++++ DATA FOR THIS TASK

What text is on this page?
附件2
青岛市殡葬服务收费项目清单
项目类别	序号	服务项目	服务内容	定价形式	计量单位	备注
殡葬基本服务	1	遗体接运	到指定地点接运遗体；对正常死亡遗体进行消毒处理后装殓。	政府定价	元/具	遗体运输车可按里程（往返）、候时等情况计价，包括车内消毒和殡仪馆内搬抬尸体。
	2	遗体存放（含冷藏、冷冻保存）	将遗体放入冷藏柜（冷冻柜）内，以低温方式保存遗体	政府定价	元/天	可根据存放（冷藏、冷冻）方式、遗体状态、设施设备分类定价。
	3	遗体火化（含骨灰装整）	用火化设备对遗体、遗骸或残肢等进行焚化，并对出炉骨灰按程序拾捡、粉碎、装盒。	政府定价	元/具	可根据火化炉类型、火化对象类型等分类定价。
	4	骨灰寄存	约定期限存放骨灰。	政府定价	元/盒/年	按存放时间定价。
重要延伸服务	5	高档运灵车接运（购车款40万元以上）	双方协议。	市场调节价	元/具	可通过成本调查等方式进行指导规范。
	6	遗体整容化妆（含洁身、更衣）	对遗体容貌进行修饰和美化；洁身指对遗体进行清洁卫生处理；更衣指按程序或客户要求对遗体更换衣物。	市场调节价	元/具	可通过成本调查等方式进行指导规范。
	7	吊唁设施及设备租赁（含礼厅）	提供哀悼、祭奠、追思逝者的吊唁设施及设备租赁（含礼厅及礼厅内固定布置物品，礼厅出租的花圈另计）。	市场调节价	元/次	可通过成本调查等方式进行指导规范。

++++++++
++++ DATA FOR THIS TASK

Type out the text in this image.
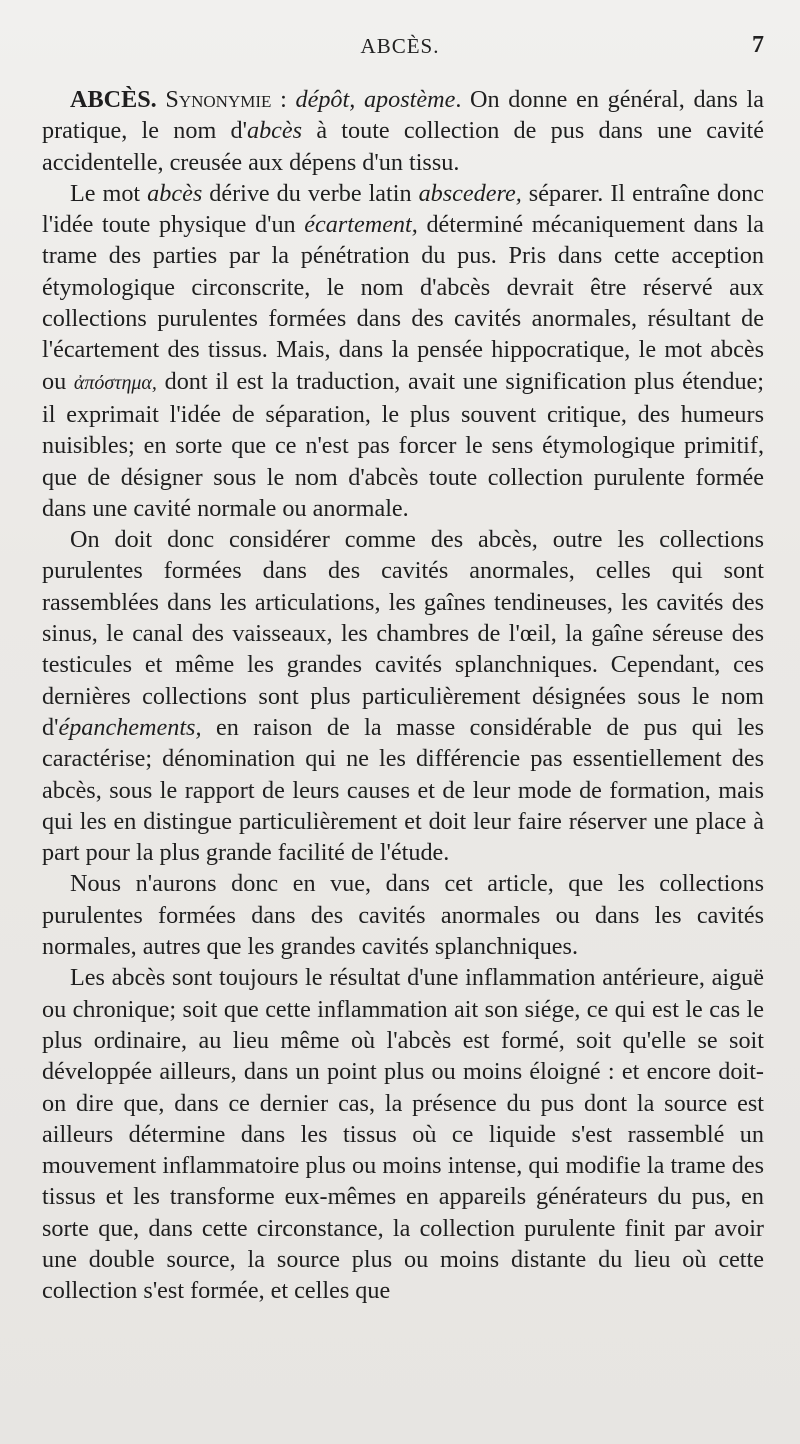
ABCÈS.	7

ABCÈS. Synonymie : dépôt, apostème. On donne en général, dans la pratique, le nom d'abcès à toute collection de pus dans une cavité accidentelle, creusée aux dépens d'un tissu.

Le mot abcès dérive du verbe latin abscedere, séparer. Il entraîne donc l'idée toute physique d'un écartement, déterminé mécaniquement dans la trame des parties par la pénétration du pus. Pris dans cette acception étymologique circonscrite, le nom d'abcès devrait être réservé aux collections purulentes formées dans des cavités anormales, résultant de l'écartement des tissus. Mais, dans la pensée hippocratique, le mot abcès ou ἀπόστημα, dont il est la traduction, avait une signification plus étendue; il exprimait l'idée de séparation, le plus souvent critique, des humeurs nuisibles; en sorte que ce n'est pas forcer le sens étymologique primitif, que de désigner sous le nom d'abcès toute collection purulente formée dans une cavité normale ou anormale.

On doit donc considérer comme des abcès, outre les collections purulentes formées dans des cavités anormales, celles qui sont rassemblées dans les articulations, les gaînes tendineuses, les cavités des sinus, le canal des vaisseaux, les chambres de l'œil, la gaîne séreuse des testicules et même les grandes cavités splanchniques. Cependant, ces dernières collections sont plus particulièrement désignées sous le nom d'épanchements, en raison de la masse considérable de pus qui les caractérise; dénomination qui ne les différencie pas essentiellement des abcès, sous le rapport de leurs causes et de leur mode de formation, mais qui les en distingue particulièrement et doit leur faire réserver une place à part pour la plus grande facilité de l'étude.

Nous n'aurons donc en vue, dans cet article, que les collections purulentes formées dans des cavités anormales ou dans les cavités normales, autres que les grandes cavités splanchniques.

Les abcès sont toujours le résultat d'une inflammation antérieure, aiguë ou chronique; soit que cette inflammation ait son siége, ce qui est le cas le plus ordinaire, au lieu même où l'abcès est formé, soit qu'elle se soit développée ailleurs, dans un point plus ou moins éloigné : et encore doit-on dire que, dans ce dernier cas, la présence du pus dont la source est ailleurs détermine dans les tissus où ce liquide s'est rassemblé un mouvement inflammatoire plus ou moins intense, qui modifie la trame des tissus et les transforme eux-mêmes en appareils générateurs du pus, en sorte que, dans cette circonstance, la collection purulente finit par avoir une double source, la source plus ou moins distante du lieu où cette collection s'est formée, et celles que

++++++++

### GOAL OF THE EXERCISE
Only the number is wanted: how many lines of the material above include the word "市场调节价"?

### SOLUTION TO THE EXERCISE
3